● **Your instructions**
Copy every line of the entries that includes the word "mnemonic".

● **Information supplied**
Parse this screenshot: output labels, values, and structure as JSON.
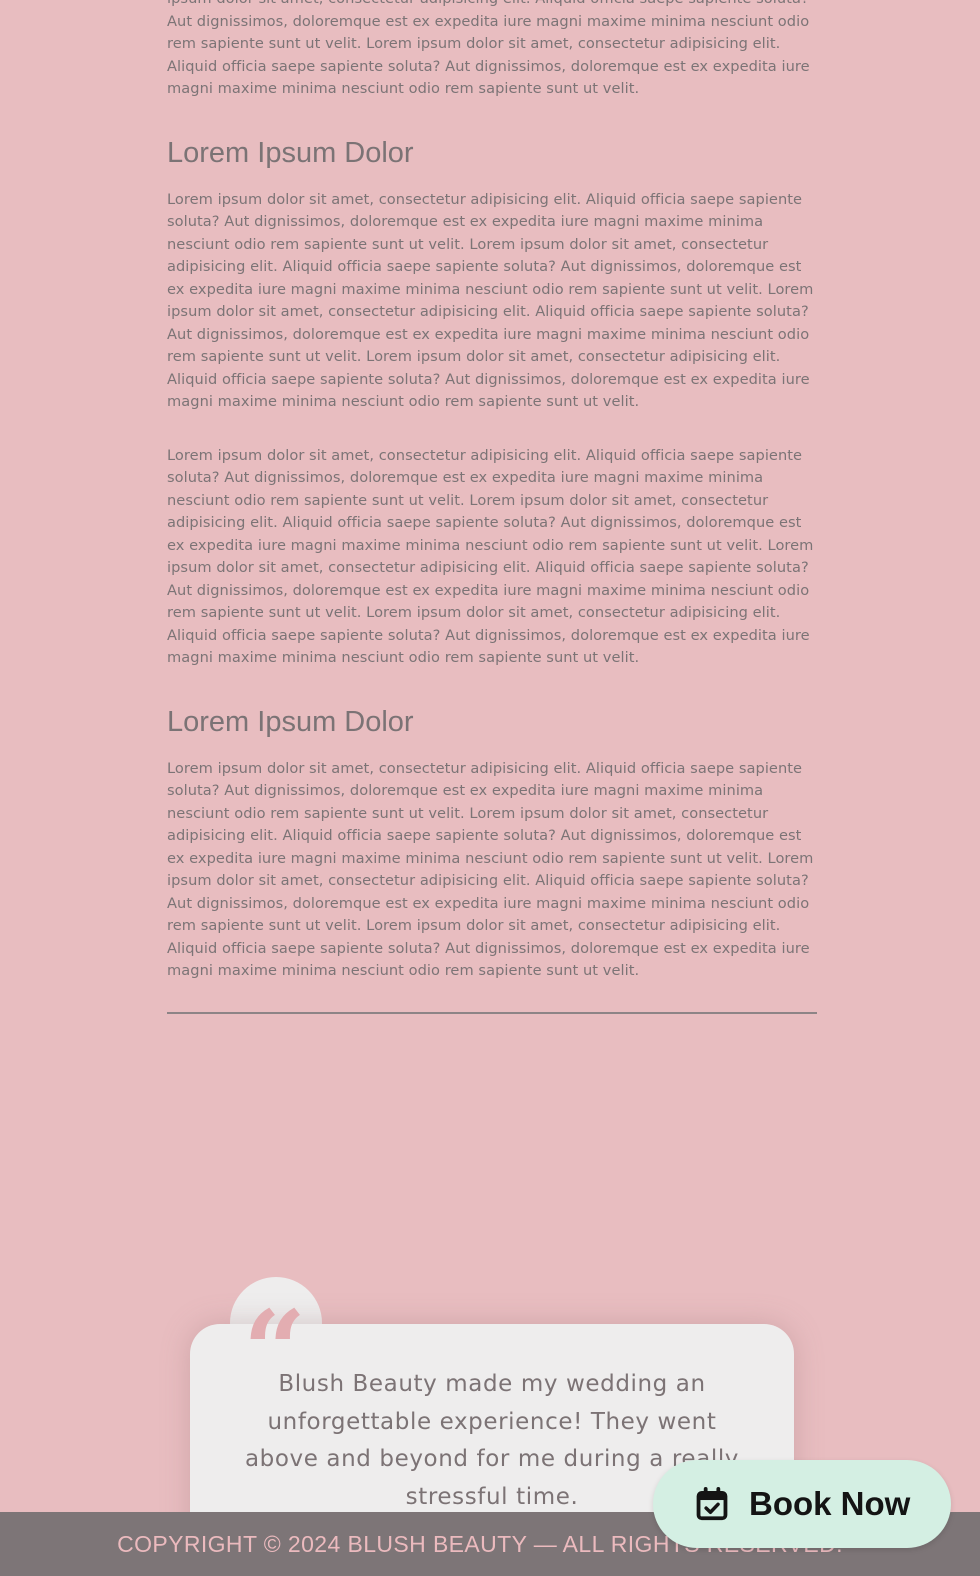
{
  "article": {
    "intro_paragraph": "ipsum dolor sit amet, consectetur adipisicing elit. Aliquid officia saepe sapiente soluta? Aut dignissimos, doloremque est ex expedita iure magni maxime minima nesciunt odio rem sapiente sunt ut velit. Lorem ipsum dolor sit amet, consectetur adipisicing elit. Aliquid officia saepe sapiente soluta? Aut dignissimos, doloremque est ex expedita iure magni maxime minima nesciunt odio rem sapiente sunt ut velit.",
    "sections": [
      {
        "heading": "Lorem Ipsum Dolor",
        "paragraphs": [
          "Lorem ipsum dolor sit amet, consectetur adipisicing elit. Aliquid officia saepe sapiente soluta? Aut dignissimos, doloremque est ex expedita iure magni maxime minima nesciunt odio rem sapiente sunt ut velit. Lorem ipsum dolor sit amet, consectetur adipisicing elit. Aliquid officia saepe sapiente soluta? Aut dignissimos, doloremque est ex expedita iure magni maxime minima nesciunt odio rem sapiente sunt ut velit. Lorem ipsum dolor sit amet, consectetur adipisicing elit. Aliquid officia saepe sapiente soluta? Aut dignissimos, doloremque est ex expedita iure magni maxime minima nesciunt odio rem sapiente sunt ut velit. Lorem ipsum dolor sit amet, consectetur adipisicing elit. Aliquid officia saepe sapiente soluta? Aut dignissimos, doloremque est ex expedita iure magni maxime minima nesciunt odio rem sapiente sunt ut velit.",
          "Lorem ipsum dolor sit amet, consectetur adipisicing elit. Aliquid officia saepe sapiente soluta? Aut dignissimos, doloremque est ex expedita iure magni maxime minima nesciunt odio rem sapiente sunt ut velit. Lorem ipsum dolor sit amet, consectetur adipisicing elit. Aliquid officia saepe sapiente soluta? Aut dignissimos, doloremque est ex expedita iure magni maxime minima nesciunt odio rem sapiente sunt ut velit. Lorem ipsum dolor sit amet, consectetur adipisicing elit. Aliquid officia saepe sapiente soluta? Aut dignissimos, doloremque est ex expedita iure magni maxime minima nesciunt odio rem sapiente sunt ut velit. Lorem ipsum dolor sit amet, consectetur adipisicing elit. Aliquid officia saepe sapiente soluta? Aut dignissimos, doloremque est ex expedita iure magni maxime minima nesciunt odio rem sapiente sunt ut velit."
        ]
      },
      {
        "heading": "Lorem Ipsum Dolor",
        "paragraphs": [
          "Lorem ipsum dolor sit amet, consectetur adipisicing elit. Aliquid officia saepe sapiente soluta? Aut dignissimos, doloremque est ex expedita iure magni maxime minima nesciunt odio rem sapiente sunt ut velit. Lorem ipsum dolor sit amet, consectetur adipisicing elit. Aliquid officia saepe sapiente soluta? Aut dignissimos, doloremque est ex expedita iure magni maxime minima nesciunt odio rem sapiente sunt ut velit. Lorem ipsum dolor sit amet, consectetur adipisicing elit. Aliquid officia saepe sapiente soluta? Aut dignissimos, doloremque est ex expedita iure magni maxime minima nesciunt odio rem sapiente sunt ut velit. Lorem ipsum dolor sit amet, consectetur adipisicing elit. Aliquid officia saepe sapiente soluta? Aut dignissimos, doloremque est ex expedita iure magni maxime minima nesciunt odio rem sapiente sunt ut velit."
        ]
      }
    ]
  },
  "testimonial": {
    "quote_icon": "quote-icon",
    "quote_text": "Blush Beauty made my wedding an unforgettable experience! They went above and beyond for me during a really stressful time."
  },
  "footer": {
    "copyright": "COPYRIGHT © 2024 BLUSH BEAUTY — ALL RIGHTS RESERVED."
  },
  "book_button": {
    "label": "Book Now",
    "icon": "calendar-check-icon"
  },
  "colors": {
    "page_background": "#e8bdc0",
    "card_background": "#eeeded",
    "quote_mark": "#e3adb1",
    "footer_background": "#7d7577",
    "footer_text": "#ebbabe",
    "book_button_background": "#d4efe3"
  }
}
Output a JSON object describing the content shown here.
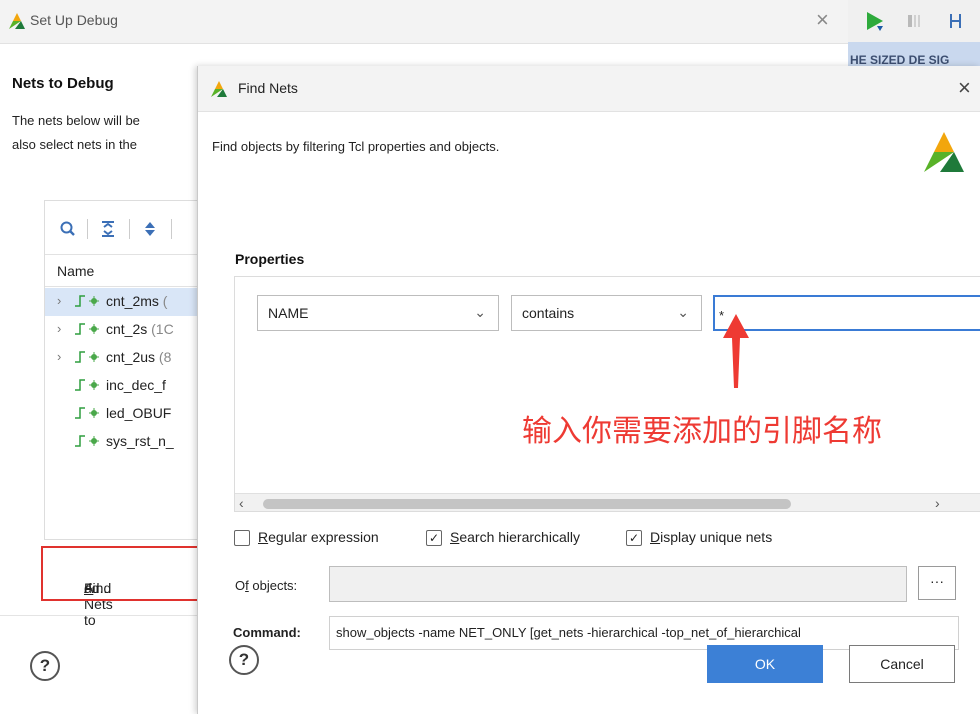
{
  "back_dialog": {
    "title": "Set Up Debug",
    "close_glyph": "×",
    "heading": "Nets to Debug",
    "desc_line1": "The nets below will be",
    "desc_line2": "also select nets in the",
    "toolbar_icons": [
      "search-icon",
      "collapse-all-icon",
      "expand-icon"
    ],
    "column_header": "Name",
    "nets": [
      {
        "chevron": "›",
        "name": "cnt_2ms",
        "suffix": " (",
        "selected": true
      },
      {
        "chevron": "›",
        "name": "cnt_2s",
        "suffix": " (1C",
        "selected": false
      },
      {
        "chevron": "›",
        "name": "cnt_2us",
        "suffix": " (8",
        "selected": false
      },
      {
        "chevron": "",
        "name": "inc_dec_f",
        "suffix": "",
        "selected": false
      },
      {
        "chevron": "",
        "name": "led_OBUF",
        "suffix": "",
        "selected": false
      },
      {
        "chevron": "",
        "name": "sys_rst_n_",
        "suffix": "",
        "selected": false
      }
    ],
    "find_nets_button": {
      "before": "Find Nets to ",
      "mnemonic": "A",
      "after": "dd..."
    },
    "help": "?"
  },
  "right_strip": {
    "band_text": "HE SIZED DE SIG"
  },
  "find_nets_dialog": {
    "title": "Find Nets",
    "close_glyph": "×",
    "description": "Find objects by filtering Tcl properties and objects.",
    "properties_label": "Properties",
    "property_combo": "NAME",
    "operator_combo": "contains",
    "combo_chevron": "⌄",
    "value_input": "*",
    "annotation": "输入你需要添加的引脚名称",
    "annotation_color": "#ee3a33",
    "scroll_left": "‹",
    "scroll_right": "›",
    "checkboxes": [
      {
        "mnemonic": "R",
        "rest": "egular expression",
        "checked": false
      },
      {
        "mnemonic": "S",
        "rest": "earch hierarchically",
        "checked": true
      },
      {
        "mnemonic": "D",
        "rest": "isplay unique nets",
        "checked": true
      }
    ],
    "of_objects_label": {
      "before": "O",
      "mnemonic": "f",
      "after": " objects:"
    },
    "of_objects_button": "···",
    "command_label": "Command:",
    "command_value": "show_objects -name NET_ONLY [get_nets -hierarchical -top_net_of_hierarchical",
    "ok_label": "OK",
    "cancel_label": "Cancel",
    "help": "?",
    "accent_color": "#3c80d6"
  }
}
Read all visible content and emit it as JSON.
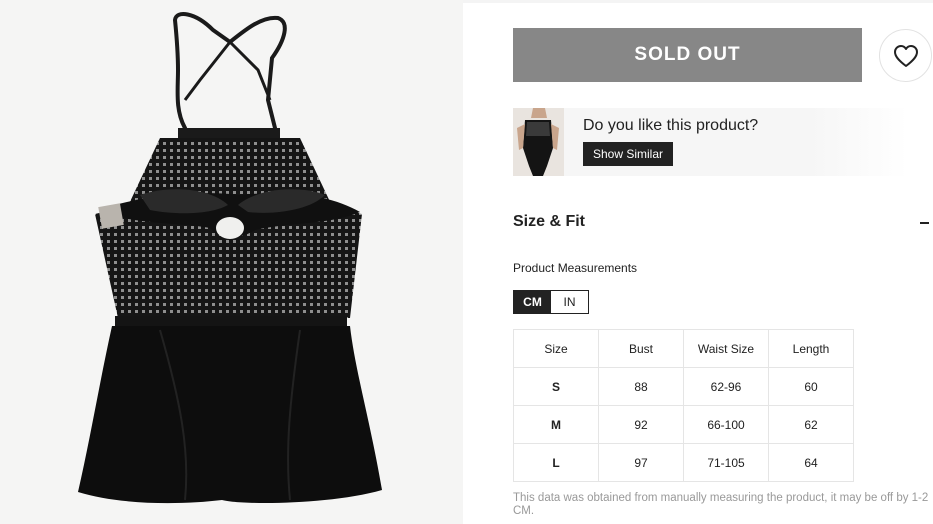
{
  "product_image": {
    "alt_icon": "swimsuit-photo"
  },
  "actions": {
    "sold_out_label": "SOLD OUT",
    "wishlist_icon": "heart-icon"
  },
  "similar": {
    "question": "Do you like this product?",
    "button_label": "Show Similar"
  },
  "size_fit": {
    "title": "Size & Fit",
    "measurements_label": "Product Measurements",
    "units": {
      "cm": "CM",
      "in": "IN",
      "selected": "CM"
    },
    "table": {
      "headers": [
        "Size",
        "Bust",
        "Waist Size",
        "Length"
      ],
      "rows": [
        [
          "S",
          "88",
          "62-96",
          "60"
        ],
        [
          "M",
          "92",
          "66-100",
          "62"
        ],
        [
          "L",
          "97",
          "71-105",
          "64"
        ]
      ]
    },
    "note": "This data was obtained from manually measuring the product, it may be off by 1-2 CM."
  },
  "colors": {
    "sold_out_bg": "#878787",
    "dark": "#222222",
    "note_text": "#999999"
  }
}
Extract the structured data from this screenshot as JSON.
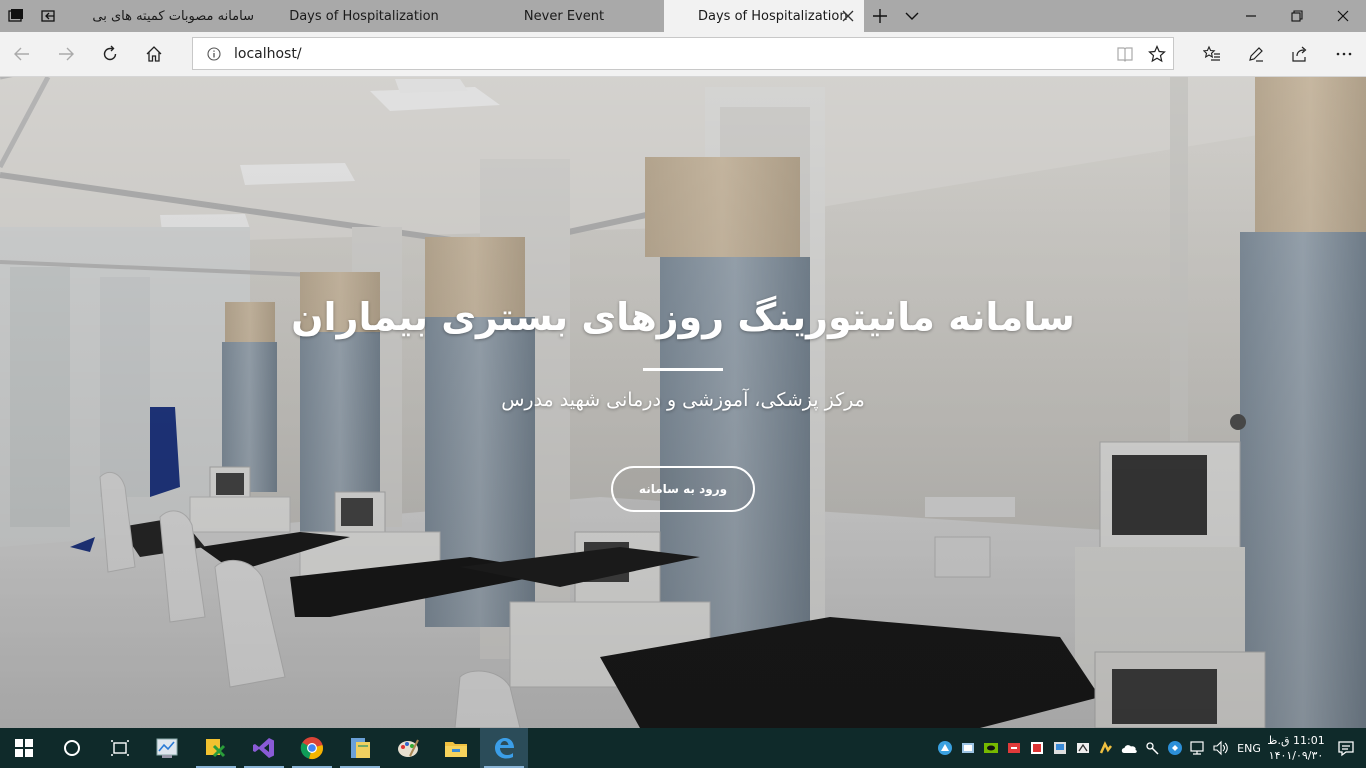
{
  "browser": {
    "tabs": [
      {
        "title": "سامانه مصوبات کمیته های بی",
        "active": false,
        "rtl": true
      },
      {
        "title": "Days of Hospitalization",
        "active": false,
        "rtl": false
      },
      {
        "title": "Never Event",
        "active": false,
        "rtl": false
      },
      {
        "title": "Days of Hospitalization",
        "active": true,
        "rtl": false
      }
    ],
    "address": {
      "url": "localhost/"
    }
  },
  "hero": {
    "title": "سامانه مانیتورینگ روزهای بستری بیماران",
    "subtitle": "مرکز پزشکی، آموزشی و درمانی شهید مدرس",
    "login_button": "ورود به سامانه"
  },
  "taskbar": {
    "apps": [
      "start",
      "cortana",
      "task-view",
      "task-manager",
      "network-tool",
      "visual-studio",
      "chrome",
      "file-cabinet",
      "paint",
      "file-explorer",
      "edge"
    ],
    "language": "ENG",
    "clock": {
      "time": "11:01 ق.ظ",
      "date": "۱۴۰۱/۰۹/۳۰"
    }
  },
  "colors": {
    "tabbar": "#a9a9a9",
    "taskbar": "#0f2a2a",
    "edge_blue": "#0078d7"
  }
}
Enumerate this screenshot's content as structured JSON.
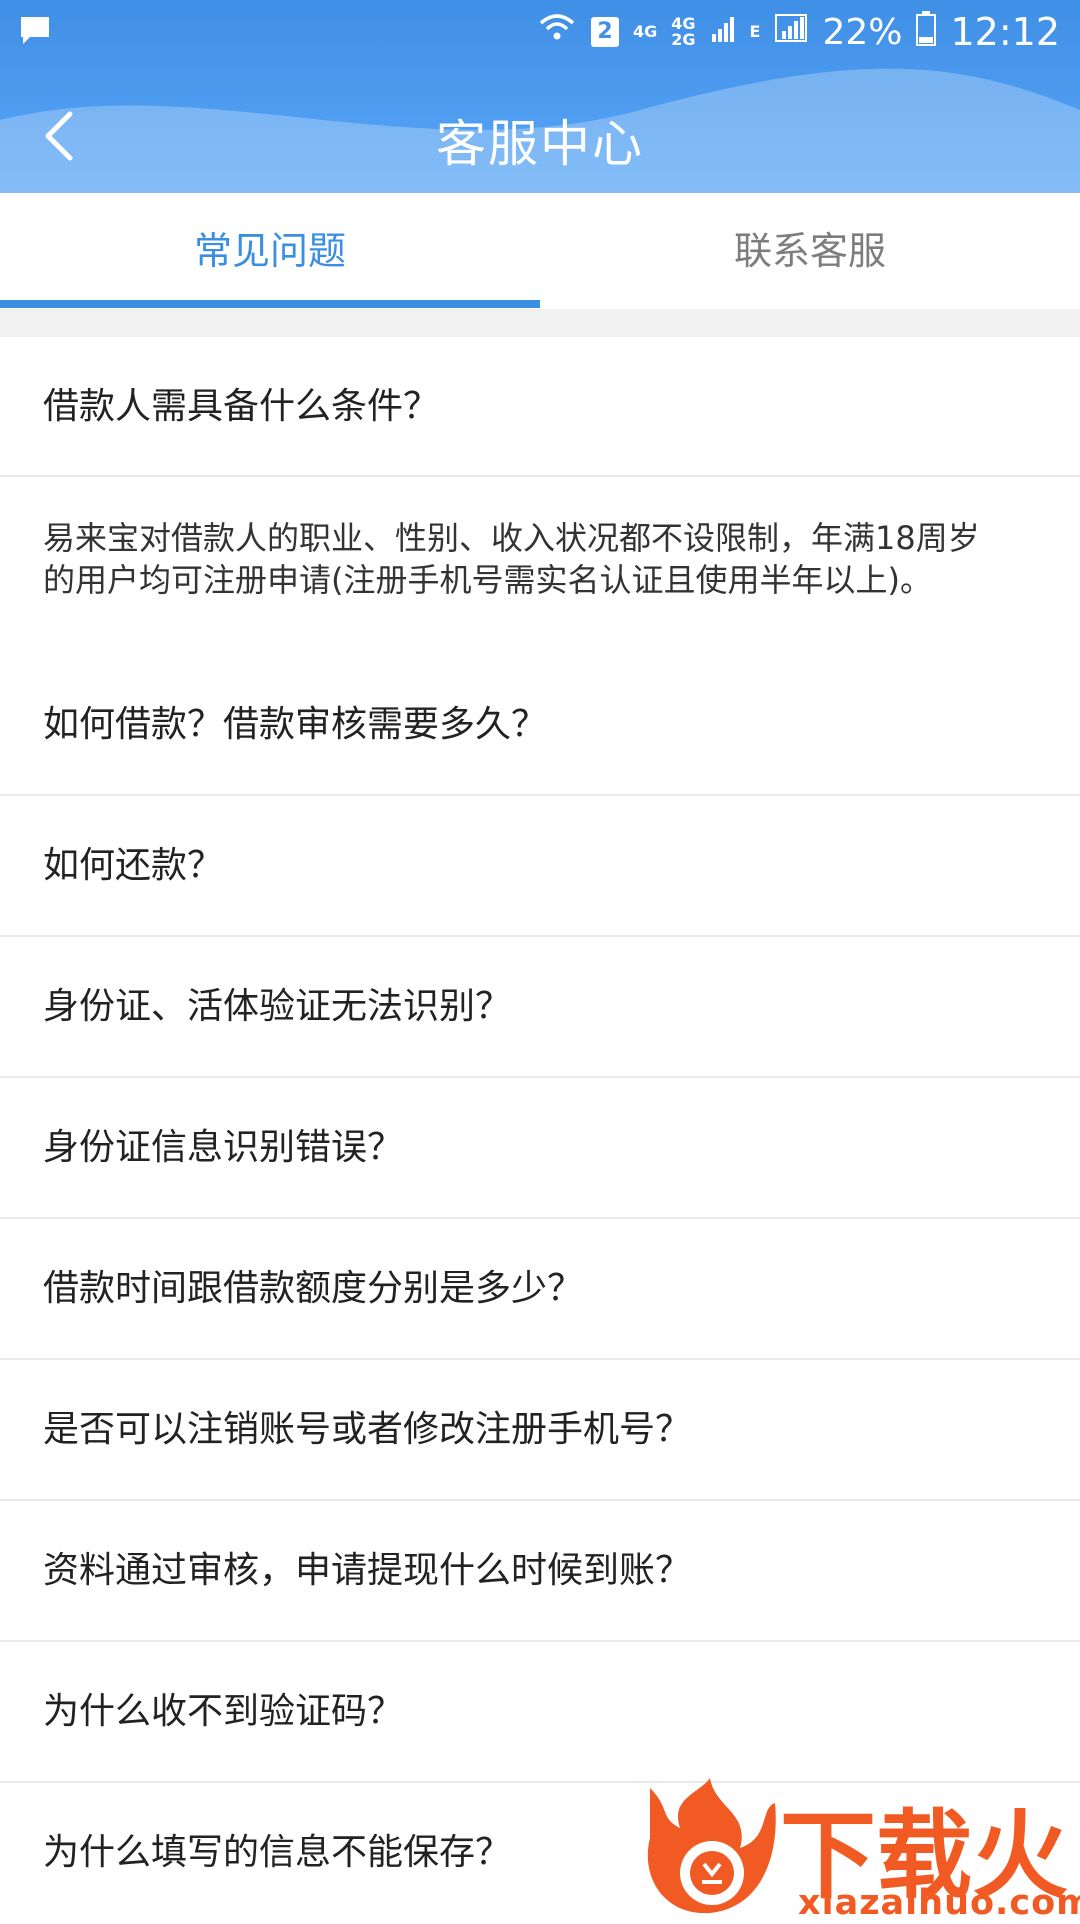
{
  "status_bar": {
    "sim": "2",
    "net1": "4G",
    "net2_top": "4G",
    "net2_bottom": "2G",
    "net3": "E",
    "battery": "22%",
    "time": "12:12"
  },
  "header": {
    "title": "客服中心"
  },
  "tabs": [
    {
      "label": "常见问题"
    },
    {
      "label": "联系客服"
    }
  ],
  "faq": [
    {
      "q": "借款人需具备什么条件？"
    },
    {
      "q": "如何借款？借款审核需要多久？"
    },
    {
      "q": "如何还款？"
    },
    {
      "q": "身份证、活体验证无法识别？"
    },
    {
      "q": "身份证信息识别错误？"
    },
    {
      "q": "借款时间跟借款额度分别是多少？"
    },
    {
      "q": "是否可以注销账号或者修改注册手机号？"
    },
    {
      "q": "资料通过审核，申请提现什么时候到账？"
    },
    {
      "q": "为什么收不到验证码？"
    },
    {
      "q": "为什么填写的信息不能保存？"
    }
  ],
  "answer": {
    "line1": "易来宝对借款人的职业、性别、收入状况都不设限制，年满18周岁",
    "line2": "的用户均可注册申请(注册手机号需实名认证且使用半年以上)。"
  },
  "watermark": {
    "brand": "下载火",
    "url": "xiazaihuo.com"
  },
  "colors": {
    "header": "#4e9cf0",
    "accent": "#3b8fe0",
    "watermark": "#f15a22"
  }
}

● **Answer below**
      "mnemonic": "A",
        "mnemonic": "R",
        "mnemonic": "S",
        "mnemonic": "D",
      "mnemonic": "f",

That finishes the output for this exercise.